[Excerpts from a figure dataset]
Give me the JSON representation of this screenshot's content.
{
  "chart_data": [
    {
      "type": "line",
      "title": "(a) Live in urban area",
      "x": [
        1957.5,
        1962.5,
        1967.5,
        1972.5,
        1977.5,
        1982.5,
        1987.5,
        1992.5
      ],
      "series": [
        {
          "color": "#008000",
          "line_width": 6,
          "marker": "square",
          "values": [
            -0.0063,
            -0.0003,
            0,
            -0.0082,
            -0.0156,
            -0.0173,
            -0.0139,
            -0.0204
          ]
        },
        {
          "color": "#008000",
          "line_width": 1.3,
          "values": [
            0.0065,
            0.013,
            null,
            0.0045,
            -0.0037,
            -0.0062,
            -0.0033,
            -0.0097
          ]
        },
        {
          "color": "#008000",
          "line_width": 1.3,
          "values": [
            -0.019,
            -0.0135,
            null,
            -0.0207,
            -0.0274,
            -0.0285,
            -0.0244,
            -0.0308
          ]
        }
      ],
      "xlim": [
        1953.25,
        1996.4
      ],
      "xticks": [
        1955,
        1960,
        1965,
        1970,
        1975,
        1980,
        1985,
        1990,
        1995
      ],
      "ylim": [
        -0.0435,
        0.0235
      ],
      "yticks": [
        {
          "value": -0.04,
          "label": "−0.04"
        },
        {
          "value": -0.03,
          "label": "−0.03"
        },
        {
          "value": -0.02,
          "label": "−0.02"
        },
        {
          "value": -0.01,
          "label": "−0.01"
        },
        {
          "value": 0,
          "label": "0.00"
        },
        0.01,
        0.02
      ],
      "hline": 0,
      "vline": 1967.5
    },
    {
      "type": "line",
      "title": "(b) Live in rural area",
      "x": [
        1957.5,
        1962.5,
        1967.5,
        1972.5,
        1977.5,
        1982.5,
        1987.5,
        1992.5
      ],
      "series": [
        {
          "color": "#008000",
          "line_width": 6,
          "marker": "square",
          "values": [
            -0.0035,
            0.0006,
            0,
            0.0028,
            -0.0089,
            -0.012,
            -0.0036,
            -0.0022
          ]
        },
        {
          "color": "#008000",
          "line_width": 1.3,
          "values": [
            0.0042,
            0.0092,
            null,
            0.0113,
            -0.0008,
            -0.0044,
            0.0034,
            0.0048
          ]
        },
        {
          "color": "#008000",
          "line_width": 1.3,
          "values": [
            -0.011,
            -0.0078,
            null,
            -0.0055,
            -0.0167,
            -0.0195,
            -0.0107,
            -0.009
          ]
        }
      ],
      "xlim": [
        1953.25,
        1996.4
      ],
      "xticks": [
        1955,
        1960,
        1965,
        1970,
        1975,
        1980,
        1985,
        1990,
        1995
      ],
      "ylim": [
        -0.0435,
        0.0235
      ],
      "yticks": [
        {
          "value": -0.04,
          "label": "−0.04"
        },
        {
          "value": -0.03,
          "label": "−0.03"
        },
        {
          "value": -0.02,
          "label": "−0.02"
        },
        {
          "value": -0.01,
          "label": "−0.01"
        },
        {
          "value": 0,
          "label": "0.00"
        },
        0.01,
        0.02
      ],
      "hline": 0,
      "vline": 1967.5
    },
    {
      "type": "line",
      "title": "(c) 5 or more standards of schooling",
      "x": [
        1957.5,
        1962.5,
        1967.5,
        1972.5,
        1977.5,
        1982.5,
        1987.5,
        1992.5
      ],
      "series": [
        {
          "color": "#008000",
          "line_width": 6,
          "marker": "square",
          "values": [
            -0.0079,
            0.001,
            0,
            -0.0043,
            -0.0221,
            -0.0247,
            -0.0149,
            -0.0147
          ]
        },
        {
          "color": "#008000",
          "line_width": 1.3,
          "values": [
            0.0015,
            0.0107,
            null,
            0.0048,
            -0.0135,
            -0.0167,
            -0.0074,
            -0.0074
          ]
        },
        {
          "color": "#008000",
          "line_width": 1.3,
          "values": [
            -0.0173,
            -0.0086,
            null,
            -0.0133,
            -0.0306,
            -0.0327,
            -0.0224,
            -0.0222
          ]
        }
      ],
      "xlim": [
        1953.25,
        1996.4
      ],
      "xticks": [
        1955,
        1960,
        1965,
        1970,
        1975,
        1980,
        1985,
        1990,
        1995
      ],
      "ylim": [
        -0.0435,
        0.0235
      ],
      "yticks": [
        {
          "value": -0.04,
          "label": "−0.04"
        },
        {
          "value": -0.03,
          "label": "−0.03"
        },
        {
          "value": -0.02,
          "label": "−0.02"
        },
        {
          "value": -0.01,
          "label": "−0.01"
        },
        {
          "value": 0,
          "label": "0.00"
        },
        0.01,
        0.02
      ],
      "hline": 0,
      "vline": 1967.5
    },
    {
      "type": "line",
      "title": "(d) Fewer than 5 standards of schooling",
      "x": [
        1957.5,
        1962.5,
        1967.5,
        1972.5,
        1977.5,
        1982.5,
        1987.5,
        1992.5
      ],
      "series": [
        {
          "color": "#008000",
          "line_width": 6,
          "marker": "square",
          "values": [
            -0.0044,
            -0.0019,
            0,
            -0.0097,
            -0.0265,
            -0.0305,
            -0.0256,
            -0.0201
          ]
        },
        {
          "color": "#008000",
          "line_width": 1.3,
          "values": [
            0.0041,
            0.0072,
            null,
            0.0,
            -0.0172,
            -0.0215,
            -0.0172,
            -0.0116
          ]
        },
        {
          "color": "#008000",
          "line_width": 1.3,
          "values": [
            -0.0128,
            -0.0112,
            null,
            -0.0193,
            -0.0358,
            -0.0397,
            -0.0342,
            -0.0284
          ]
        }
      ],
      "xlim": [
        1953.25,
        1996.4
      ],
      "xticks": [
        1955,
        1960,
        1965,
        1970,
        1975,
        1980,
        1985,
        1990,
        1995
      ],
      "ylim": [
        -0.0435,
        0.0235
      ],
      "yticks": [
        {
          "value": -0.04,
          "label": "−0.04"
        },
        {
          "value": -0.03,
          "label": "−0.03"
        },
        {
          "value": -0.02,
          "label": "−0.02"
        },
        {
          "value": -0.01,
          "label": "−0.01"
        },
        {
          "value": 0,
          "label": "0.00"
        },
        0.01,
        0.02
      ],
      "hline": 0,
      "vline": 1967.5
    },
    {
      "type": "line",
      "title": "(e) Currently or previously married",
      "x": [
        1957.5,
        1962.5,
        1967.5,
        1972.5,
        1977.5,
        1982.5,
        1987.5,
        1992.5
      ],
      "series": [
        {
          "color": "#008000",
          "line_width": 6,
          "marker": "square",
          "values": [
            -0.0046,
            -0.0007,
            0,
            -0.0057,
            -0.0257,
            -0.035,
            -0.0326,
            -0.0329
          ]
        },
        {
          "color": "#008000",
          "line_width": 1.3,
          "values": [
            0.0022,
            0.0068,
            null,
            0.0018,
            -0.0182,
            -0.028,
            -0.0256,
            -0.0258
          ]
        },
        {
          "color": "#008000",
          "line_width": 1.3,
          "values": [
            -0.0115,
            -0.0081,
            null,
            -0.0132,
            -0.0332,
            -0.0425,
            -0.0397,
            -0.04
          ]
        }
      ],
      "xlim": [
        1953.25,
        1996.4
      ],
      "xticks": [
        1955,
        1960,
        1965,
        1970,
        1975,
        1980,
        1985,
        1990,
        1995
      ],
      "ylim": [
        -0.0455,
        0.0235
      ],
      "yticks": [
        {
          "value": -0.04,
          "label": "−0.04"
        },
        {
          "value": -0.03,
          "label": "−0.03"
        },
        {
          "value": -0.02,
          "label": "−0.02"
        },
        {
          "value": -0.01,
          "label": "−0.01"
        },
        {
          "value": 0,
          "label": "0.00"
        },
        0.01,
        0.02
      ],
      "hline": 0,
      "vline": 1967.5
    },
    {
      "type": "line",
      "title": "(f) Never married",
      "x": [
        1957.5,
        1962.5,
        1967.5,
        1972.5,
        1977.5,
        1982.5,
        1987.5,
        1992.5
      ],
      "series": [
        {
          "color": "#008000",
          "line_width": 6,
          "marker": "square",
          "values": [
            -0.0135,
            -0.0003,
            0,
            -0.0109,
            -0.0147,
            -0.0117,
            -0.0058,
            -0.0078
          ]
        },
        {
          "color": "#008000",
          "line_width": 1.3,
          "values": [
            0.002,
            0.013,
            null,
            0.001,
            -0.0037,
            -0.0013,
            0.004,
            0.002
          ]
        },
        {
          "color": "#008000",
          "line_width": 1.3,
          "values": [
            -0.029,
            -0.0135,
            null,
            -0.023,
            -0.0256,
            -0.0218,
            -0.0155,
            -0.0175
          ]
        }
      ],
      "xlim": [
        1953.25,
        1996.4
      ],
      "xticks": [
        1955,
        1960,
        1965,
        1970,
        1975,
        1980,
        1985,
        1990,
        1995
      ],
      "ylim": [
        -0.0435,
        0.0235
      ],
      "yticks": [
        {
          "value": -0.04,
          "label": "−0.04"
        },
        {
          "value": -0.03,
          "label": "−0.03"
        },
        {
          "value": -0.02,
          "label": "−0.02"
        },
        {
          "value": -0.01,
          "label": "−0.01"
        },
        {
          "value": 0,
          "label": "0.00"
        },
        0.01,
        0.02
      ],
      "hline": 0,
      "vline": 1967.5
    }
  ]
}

**What this task involves**. Extract each line holding the string "Live".

**Exercise solution**.
      "title": "(a) Live in urban area",
      "title": "(b) Live in rural area",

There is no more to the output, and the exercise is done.